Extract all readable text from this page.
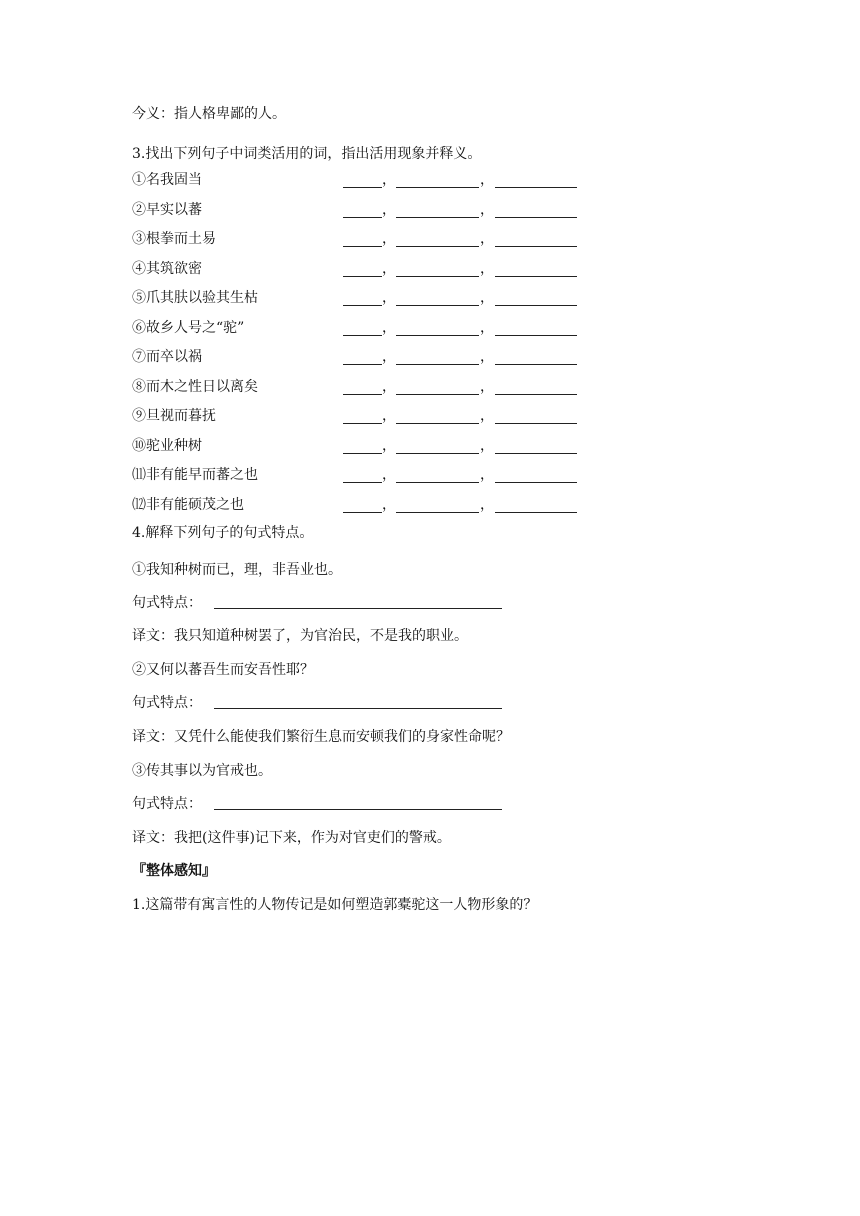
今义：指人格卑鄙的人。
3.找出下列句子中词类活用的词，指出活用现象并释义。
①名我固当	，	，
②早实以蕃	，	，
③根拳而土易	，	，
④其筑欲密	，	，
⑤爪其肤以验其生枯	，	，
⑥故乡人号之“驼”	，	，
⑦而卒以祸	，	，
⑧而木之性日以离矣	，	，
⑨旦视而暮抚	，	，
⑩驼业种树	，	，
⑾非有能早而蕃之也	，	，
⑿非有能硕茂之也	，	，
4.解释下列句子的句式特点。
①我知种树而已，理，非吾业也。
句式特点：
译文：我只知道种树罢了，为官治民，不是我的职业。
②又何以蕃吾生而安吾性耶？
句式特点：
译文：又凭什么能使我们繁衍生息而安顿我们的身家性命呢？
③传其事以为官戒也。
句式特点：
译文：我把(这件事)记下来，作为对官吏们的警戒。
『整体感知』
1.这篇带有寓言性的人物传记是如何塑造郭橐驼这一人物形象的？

- - - - -

Exercise aim: From the listing above, print every entry precisely and drop the pictures.

Exercise output:
Extract all readable text from this page.
今义：指人格卑鄙的人。
3.找出下列句子中词类活用的词，指出活用现象并释义。
①名我固当	，	，
②早实以蕃	，	，
③根拳而土易	，	，
④其筑欲密	，	，
⑤爪其肤以验其生枯	，	，
⑥故乡人号之“驼”	，	，
⑦而卒以祸	，	，
⑧而木之性日以离矣	，	，
⑨旦视而暮抚	，	，
⑩驼业种树	，	，
⑾非有能早而蕃之也	，	，
⑿非有能硕茂之也	，	，
4.解释下列句子的句式特点。
①我知种树而已，理，非吾业也。
句式特点：
译文：我只知道种树罢了，为官治民，不是我的职业。
②又何以蕃吾生而安吾性耶？
句式特点：
译文：又凭什么能使我们繁衍生息而安顿我们的身家性命呢？
③传其事以为官戒也。
句式特点：
译文：我把(这件事)记下来，作为对官吏们的警戒。
『整体感知』
1.这篇带有寓言性的人物传记是如何塑造郭橐驼这一人物形象的？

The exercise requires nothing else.